▶ _What you will do_
Write out the whole listing word for word.

▶ _Data supplied_
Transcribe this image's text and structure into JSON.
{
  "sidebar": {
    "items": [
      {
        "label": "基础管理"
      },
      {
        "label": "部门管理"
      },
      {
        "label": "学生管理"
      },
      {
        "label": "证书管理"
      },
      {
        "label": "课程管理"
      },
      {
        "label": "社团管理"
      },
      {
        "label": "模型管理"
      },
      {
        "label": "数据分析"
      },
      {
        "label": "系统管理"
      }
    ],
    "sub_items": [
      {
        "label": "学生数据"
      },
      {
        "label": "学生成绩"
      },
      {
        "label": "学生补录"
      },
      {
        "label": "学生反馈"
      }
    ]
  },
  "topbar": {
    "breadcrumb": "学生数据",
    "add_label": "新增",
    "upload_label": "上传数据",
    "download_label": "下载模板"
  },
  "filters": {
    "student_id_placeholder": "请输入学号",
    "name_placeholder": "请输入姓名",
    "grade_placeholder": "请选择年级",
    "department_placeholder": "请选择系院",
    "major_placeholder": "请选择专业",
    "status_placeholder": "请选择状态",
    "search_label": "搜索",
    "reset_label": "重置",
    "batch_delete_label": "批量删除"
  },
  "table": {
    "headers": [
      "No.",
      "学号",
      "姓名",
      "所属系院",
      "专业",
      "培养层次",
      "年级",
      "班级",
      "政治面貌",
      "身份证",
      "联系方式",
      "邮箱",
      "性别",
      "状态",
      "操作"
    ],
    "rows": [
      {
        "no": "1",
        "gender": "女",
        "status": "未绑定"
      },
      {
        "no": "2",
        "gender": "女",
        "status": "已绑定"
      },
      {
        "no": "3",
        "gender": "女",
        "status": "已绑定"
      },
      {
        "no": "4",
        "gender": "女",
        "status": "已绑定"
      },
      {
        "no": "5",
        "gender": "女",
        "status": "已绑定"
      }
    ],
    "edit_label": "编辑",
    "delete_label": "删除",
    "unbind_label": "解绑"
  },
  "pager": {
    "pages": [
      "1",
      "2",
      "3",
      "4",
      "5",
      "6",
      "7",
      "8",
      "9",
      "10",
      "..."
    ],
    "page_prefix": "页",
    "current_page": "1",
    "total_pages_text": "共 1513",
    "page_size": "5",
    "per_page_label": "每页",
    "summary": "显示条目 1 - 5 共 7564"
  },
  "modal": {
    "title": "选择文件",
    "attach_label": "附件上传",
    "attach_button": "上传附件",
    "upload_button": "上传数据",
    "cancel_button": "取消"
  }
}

▶ _Problem solution_
Transcribe this image's text and structure into JSON.
{
  "sidebar": {
    "items": [
      {
        "label": "基础管理"
      },
      {
        "label": "部门管理"
      },
      {
        "label": "学生管理"
      },
      {
        "label": "证书管理"
      },
      {
        "label": "课程管理"
      },
      {
        "label": "社团管理"
      },
      {
        "label": "模型管理"
      },
      {
        "label": "数据分析"
      },
      {
        "label": "系统管理"
      }
    ],
    "sub_items": [
      {
        "label": "学生数据"
      },
      {
        "label": "学生成绩"
      },
      {
        "label": "学生补录"
      },
      {
        "label": "学生反馈"
      }
    ]
  },
  "topbar": {
    "breadcrumb": "学生数据",
    "add_label": "新增",
    "upload_label": "上传数据",
    "download_label": "下载模板"
  },
  "filters": {
    "student_id_placeholder": "请输入学号",
    "name_placeholder": "请输入姓名",
    "grade_placeholder": "请选择年级",
    "department_placeholder": "请选择系院",
    "major_placeholder": "请选择专业",
    "status_placeholder": "请选择状态",
    "search_label": "搜索",
    "reset_label": "重置",
    "batch_delete_label": "批量删除"
  },
  "table": {
    "headers": [
      "No.",
      "学号",
      "姓名",
      "所属系院",
      "专业",
      "培养层次",
      "年级",
      "班级",
      "政治面貌",
      "身份证",
      "联系方式",
      "邮箱",
      "性别",
      "状态",
      "操作"
    ],
    "rows": [
      {
        "no": "1",
        "gender": "女",
        "status": "未绑定"
      },
      {
        "no": "2",
        "gender": "女",
        "status": "已绑定"
      },
      {
        "no": "3",
        "gender": "女",
        "status": "已绑定"
      },
      {
        "no": "4",
        "gender": "女",
        "status": "已绑定"
      },
      {
        "no": "5",
        "gender": "女",
        "status": "已绑定"
      }
    ],
    "edit_label": "编辑",
    "delete_label": "删除",
    "unbind_label": "解绑"
  },
  "pager": {
    "pages": [
      "1",
      "2",
      "3",
      "4",
      "5",
      "6",
      "7",
      "8",
      "9",
      "10",
      "..."
    ],
    "page_prefix": "页",
    "current_page": "1",
    "total_pages_text": "共 1513",
    "page_size": "5",
    "per_page_label": "每页",
    "summary": "显示条目 1 - 5 共 7564"
  },
  "modal": {
    "title": "选择文件",
    "attach_label": "附件上传",
    "attach_button": "上传附件",
    "upload_button": "上传数据",
    "cancel_button": "取消"
  }
}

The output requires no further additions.